:: Written task ::
Search the material below for the string "your" and extract each line that has it.

━━━ Record excerpts ━━━

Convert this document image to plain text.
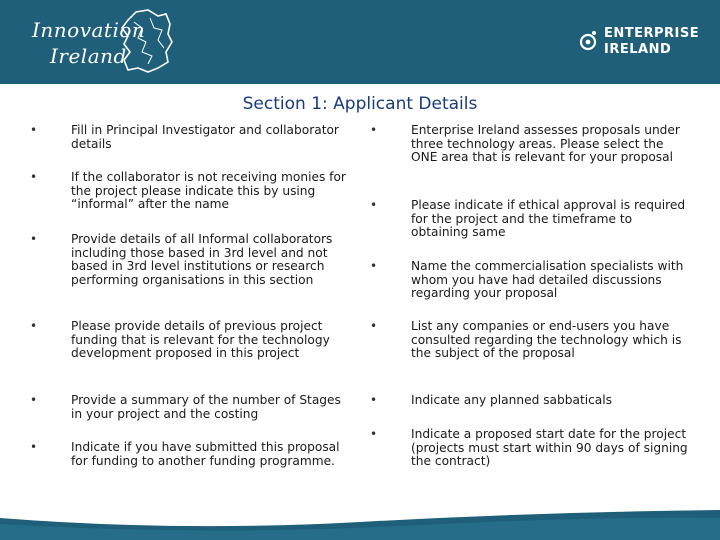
Innovation
Ireland
ENTERPRISE
IRELAND
Section 1: Applicant Details
•	Fill in Principal Investigator and collaborator details
•	If the collaborator is not receiving monies for the project please indicate this by using “informal” after the name
•	Provide details of all Informal collaborators including those based in 3rd level and not based in 3rd level institutions or research performing organisations in this section
•	Please provide details of previous project funding that is relevant for the technology development proposed in this project
•	Provide a summary of the number of Stages in your project and the costing
•	Indicate if you have submitted this proposal for funding to another funding programme.
•	Enterprise Ireland assesses proposals under three technology areas. Please select the ONE area that is relevant for your proposal
•	Please indicate if ethical approval is required for the project and the timeframe to obtaining same
•	Name the commercialisation specialists with whom you have had detailed discussions regarding your proposal
•	List any companies or end-users you have consulted regarding the technology which is the subject of the proposal
•	Indicate any planned sabbaticals
•	Indicate a proposed start date for the project (projects must start within 90 days of signing the contract)
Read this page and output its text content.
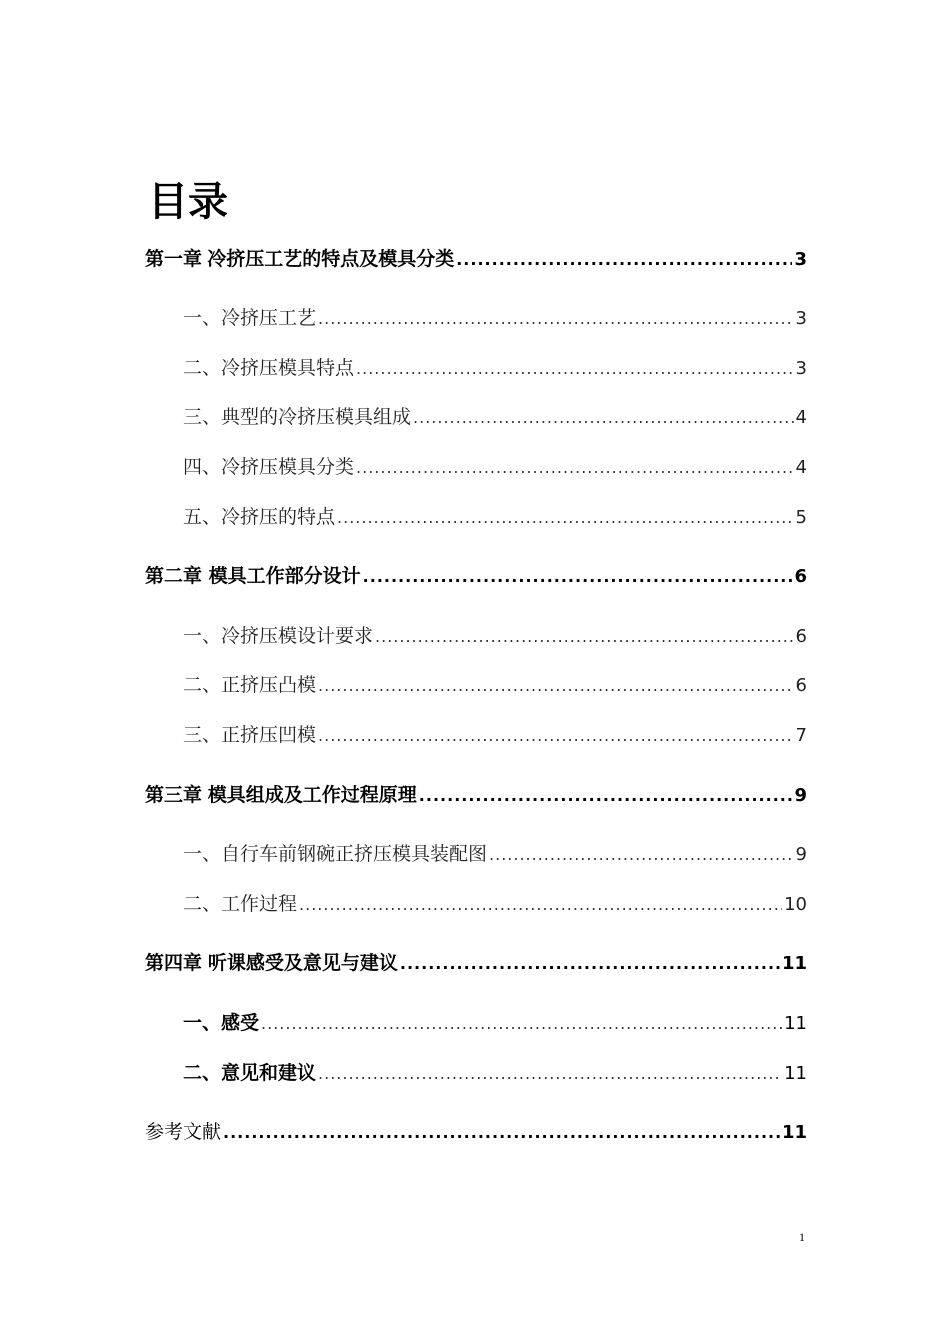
目录
第一章 冷挤压工艺的特点及模具分类 .....	3
一、冷挤压工艺 .....	3
二、冷挤压模具特点 .....	3
三、典型的冷挤压模具组成 .....	4
四、冷挤压模具分类 .....	4
五、冷挤压的特点 .....	5
第二章 模具工作部分设计 .....	6
一、冷挤压模设计要求 .....	6
二、正挤压凸模 .....	6
三、正挤压凹模 .....	7
第三章 模具组成及工作过程原理 .....	9
一、自行车前钢碗正挤压模具装配图 .....	9
二、工作过程 .....	10
第四章 听课感受及意见与建议 .....	11
一、感受 .....	11
二、意见和建议 .....	11
参考文献 .....	11
1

━━━

:: Output of the task ::
•	Provide a summary of the number of Stages in your project and the costing
•	Enterprise Ireland assesses proposals under three technology areas. Please select the ONE area that is relevant for your proposal
•	Name the commercialisation specialists with whom you have had detailed discussions regarding your proposal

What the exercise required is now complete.